- Job -
Each line in the entries below that holds the string "PODCASTS" is to be listed.

- Source records -
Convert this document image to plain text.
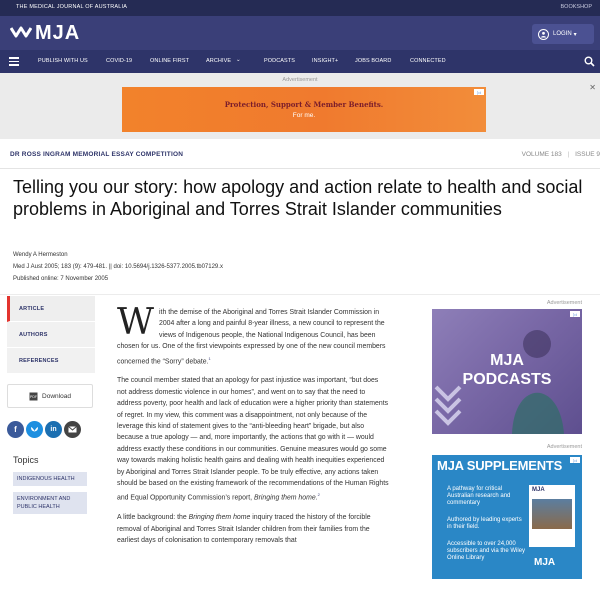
THE MEDICAL JOURNAL OF AUSTRALIA	BOOKSHOP
MJA	LOGIN ▾
PUBLISH WITH US	COVID-19	ONLINE FIRST	ARCHIVE ⌄	PODCASTS	INSIGHT+	JOBS BOARD	CONNECTED
Advertisement
✕
▷i
Protection, Support & Member Benefits.
For me.
DR ROSS INGRAM MEMORIAL ESSAY COMPETITION	VOLUME 183 | ISSUE 9
Telling you our story: how apology and action relate to health and social problems in Aboriginal and Torres Strait Islander communities
Wendy A Hermeston
Med J Aust 2005; 183 (9): 479-481. || doi: 10.5694/j.1326-5377.2005.tb07129.x
Published online: 7 November 2005
ARTICLE
AUTHORS
REFERENCES
PDF Download
f	in
Topics
INDIGENOUS HEALTH
ENVIRONMENT AND PUBLIC HEALTH

With the demise of the Aboriginal and Torres Strait Islander Commission in 2004 after a long and painful 8-year illness, a new council to represent the views of Indigenous people, the National Indigenous Council, has been chosen for us. One of the first viewpoints expressed by one of the new council members concerned the “Sorry” debate.$^1$

The council member stated that an apology for past injustice was important, “but does not address domestic violence in our homes”, and went on to say that the need to address poverty, poor health and lack of education were a higher priority than statements of regret. In my view, this comment was a disappointment, not only because of the leverage this kind of statement gives to the “anti-bleeding heart” brigade, but also because a true apology — and, more importantly, the actions that go with it — would address exactly these conditions in our communities. Genuine measures would go some way towards making holistic health gains and dealing with health inequities experienced by Aboriginal and Torres Strait Islander people. To be truly effective, any actions taken should be based on the existing framework of the recommendations of the Human Rights and Equal Opportunity Commission’s report, Bringing them home.$^2$

A little background: the Bringing them home inquiry traced the history of the forcible removal of Aboriginal and Torres Strait Islander children from their families from the earliest days of colonisation to contemporary removals that

Advertisement
▷i
MJA
PODCASTS
Advertisement
▷i
MJA SUPPLEMENTS
A pathway for critical Australian research and commentary
Authored by leading experts in their field.
Accessible to over 24,000 subscribers and via the Wiley Online Library
MJA
MJA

- Complete response -
PUBLISH WITH US	COVID-19	ONLINE FIRST	ARCHIVE ⌄	PODCASTS	INSIGHT+	JOBS BOARD	CONNECTED
PODCASTS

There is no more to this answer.